◆ Description of the task ◆
Reproduce each line exactly.

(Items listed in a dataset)
§

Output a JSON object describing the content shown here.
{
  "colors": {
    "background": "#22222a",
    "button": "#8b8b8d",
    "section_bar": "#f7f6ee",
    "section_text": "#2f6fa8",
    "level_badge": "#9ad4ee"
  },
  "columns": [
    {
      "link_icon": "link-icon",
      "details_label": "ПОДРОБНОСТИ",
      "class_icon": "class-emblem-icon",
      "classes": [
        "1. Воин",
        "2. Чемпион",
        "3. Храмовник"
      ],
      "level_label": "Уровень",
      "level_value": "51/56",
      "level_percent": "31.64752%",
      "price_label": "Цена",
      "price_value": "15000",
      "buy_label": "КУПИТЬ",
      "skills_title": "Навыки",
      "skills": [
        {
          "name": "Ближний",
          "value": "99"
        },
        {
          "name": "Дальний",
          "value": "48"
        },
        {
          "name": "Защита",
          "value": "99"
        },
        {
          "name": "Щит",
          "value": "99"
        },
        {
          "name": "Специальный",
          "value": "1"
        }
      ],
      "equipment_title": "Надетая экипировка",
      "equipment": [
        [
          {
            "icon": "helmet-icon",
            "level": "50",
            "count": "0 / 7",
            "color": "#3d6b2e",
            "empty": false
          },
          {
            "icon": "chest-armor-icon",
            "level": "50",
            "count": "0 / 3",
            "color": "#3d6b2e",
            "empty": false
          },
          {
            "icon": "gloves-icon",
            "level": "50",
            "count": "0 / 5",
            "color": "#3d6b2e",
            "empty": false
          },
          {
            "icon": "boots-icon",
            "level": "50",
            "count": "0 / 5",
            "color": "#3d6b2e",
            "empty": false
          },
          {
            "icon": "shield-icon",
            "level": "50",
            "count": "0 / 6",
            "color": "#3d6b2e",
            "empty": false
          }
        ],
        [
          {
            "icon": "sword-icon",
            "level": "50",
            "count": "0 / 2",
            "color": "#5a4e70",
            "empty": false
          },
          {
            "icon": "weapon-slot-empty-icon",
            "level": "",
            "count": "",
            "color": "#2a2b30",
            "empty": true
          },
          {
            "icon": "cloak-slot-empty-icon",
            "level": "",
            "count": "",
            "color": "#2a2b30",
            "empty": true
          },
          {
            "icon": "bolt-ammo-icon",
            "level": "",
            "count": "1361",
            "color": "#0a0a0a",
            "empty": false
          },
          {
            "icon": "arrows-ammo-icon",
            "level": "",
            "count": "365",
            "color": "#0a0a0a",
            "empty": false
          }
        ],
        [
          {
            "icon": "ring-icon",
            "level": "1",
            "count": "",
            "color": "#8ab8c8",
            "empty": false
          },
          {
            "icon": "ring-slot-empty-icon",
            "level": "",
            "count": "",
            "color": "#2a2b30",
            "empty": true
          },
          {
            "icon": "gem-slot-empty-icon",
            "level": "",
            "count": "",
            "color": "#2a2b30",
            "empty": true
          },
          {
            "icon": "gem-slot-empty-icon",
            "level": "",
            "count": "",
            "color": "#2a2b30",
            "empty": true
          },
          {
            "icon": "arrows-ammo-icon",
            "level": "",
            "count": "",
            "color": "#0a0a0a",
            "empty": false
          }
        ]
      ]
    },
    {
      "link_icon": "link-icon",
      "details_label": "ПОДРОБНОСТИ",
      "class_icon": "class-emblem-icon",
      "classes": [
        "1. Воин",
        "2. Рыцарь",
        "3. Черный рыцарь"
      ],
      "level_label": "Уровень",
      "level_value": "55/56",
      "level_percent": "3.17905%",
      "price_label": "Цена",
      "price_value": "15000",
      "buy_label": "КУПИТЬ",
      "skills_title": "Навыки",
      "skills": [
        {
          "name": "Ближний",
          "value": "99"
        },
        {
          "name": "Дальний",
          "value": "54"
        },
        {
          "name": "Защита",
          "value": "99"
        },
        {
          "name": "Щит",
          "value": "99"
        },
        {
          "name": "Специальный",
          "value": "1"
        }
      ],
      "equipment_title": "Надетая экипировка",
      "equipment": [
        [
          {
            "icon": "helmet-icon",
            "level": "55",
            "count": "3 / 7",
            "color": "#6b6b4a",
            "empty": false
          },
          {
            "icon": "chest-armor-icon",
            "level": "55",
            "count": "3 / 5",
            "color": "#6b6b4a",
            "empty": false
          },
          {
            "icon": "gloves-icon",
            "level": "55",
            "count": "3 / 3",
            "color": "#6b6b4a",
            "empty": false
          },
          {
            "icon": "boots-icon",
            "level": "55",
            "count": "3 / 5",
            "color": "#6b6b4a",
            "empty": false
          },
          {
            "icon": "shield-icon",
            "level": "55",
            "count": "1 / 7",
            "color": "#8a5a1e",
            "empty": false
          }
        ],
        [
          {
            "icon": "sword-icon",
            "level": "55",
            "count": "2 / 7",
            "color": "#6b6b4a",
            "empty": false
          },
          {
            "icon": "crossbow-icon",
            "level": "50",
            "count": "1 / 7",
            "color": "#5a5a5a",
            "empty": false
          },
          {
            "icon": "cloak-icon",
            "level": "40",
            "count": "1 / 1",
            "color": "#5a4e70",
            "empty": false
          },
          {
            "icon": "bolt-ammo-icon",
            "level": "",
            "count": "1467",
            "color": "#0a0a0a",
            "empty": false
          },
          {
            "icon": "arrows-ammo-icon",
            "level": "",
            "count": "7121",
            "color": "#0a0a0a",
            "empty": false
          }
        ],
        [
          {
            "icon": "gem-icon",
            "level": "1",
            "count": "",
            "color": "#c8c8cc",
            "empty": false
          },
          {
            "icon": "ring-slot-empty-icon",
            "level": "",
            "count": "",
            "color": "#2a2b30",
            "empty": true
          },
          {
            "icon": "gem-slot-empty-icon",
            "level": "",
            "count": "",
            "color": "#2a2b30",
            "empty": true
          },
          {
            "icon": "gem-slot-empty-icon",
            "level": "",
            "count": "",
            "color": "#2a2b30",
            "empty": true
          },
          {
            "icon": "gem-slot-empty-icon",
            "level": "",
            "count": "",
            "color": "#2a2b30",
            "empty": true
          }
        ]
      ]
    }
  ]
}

§

◆ Final answer ◆
Output a JSON object describing the content shown here.
{
  "colors": {
    "background": "#22222a",
    "button": "#8b8b8d",
    "section_bar": "#f7f6ee",
    "section_text": "#2f6fa8",
    "level_badge": "#9ad4ee"
  },
  "columns": [
    {
      "link_icon": "link-icon",
      "details_label": "ПОДРОБНОСТИ",
      "class_icon": "class-emblem-icon",
      "classes": [
        "1. Воин",
        "2. Чемпион",
        "3. Храмовник"
      ],
      "level_label": "Уровень",
      "level_value": "51/56",
      "level_percent": "31.64752%",
      "price_label": "Цена",
      "price_value": "15000",
      "buy_label": "КУПИТЬ",
      "skills_title": "Навыки",
      "skills": [
        {
          "name": "Ближний",
          "value": "99"
        },
        {
          "name": "Дальний",
          "value": "48"
        },
        {
          "name": "Защита",
          "value": "99"
        },
        {
          "name": "Щит",
          "value": "99"
        },
        {
          "name": "Специальный",
          "value": "1"
        }
      ],
      "equipment_title": "Надетая экипировка",
      "equipment": [
        [
          {
            "icon": "helmet-icon",
            "level": "50",
            "count": "0 / 7",
            "color": "#3d6b2e",
            "empty": false
          },
          {
            "icon": "chest-armor-icon",
            "level": "50",
            "count": "0 / 3",
            "color": "#3d6b2e",
            "empty": false
          },
          {
            "icon": "gloves-icon",
            "level": "50",
            "count": "0 / 5",
            "color": "#3d6b2e",
            "empty": false
          },
          {
            "icon": "boots-icon",
            "level": "50",
            "count": "0 / 5",
            "color": "#3d6b2e",
            "empty": false
          },
          {
            "icon": "shield-icon",
            "level": "50",
            "count": "0 / 6",
            "color": "#3d6b2e",
            "empty": false
          }
        ],
        [
          {
            "icon": "sword-icon",
            "level": "50",
            "count": "0 / 2",
            "color": "#5a4e70",
            "empty": false
          },
          {
            "icon": "weapon-slot-empty-icon",
            "level": "",
            "count": "",
            "color": "#2a2b30",
            "empty": true
          },
          {
            "icon": "cloak-slot-empty-icon",
            "level": "",
            "count": "",
            "color": "#2a2b30",
            "empty": true
          },
          {
            "icon": "bolt-ammo-icon",
            "level": "",
            "count": "1361",
            "color": "#0a0a0a",
            "empty": false
          },
          {
            "icon": "arrows-ammo-icon",
            "level": "",
            "count": "365",
            "color": "#0a0a0a",
            "empty": false
          }
        ],
        [
          {
            "icon": "ring-icon",
            "level": "1",
            "count": "",
            "color": "#8ab8c8",
            "empty": false
          },
          {
            "icon": "ring-slot-empty-icon",
            "level": "",
            "count": "",
            "color": "#2a2b30",
            "empty": true
          },
          {
            "icon": "gem-slot-empty-icon",
            "level": "",
            "count": "",
            "color": "#2a2b30",
            "empty": true
          },
          {
            "icon": "gem-slot-empty-icon",
            "level": "",
            "count": "",
            "color": "#2a2b30",
            "empty": true
          },
          {
            "icon": "arrows-ammo-icon",
            "level": "",
            "count": "",
            "color": "#0a0a0a",
            "empty": false
          }
        ]
      ]
    },
    {
      "link_icon": "link-icon",
      "details_label": "ПОДРОБНОСТИ",
      "class_icon": "class-emblem-icon",
      "classes": [
        "1. Воин",
        "2. Рыцарь",
        "3. Черный рыцарь"
      ],
      "level_label": "Уровень",
      "level_value": "55/56",
      "level_percent": "3.17905%",
      "price_label": "Цена",
      "price_value": "15000",
      "buy_label": "КУПИТЬ",
      "skills_title": "Навыки",
      "skills": [
        {
          "name": "Ближний",
          "value": "99"
        },
        {
          "name": "Дальний",
          "value": "54"
        },
        {
          "name": "Защита",
          "value": "99"
        },
        {
          "name": "Щит",
          "value": "99"
        },
        {
          "name": "Специальный",
          "value": "1"
        }
      ],
      "equipment_title": "Надетая экипировка",
      "equipment": [
        [
          {
            "icon": "helmet-icon",
            "level": "55",
            "count": "3 / 7",
            "color": "#6b6b4a",
            "empty": false
          },
          {
            "icon": "chest-armor-icon",
            "level": "55",
            "count": "3 / 5",
            "color": "#6b6b4a",
            "empty": false
          },
          {
            "icon": "gloves-icon",
            "level": "55",
            "count": "3 / 3",
            "color": "#6b6b4a",
            "empty": false
          },
          {
            "icon": "boots-icon",
            "level": "55",
            "count": "3 / 5",
            "color": "#6b6b4a",
            "empty": false
          },
          {
            "icon": "shield-icon",
            "level": "55",
            "count": "1 / 7",
            "color": "#8a5a1e",
            "empty": false
          }
        ],
        [
          {
            "icon": "sword-icon",
            "level": "55",
            "count": "2 / 7",
            "color": "#6b6b4a",
            "empty": false
          },
          {
            "icon": "crossbow-icon",
            "level": "50",
            "count": "1 / 7",
            "color": "#5a5a5a",
            "empty": false
          },
          {
            "icon": "cloak-icon",
            "level": "40",
            "count": "1 / 1",
            "color": "#5a4e70",
            "empty": false
          },
          {
            "icon": "bolt-ammo-icon",
            "level": "",
            "count": "1467",
            "color": "#0a0a0a",
            "empty": false
          },
          {
            "icon": "arrows-ammo-icon",
            "level": "",
            "count": "7121",
            "color": "#0a0a0a",
            "empty": false
          }
        ],
        [
          {
            "icon": "gem-icon",
            "level": "1",
            "count": "",
            "color": "#c8c8cc",
            "empty": false
          },
          {
            "icon": "ring-slot-empty-icon",
            "level": "",
            "count": "",
            "color": "#2a2b30",
            "empty": true
          },
          {
            "icon": "gem-slot-empty-icon",
            "level": "",
            "count": "",
            "color": "#2a2b30",
            "empty": true
          },
          {
            "icon": "gem-slot-empty-icon",
            "level": "",
            "count": "",
            "color": "#2a2b30",
            "empty": true
          },
          {
            "icon": "gem-slot-empty-icon",
            "level": "",
            "count": "",
            "color": "#2a2b30",
            "empty": true
          }
        ]
      ]
    }
  ]
}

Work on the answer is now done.